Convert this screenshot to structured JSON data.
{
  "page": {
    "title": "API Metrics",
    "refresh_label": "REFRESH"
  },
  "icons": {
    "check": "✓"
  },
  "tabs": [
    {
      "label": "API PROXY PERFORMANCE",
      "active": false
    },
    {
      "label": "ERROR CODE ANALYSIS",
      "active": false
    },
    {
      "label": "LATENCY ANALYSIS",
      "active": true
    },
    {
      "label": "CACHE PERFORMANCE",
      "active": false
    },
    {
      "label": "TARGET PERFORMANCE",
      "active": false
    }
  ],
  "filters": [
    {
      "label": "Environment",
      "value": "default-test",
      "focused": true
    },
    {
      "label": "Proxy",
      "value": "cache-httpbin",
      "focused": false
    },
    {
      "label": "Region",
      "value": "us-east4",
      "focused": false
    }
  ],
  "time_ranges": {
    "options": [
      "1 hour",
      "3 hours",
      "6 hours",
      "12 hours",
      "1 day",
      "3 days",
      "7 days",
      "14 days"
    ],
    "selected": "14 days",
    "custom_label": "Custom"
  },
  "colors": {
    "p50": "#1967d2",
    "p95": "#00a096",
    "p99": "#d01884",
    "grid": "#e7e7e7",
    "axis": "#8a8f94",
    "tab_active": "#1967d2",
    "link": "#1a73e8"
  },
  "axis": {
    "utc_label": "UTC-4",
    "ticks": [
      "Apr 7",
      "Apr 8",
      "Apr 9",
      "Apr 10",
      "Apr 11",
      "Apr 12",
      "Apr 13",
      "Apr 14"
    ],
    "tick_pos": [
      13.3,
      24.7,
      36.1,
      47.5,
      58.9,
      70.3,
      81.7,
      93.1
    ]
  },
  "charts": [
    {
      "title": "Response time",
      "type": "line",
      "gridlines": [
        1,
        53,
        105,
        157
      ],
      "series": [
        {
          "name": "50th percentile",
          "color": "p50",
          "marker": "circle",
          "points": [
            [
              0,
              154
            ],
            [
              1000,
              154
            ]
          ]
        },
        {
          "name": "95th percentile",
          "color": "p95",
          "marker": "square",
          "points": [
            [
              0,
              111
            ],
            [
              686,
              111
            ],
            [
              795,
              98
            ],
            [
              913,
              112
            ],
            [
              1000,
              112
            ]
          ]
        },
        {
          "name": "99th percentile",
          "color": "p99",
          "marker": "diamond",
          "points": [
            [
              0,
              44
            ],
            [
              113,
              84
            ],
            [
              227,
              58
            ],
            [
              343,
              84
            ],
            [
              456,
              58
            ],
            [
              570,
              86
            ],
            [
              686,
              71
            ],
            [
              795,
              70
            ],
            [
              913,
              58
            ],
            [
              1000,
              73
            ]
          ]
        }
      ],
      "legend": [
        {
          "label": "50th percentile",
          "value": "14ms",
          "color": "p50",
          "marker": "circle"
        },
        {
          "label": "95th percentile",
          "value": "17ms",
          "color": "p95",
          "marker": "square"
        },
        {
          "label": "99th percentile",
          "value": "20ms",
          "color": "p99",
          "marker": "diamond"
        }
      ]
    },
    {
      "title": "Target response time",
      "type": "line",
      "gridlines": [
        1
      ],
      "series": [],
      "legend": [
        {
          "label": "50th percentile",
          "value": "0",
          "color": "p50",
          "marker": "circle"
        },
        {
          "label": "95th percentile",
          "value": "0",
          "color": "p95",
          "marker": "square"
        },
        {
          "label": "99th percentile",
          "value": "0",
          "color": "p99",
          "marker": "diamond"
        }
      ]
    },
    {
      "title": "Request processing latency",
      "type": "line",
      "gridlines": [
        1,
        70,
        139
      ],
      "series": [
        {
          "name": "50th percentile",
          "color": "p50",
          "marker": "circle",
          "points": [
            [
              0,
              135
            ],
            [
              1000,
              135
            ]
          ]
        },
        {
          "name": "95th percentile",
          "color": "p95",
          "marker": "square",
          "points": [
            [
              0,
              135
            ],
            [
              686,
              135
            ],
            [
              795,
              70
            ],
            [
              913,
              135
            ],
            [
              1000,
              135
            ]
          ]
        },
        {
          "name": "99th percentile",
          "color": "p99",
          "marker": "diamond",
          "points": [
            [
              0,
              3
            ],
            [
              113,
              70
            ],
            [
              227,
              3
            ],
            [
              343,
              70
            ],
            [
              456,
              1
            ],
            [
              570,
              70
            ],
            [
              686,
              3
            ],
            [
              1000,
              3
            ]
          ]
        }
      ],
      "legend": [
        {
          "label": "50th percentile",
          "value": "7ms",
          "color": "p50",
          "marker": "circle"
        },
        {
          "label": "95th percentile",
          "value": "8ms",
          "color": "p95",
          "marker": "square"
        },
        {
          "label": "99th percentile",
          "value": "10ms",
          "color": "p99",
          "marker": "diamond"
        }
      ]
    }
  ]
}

----------------

Task to carry out
Using the records above, pull out each line where the word "value" occurs.

Output below
      "value": "default-test",
      "value": "cache-httpbin",
      "value": "us-east4",
          "value": "14ms",
          "value": "17ms",
          "value": "20ms",
          "value": "0",
          "value": "0",
          "value": "0",
          "value": "7ms",
          "value": "8ms",
          "value": "10ms",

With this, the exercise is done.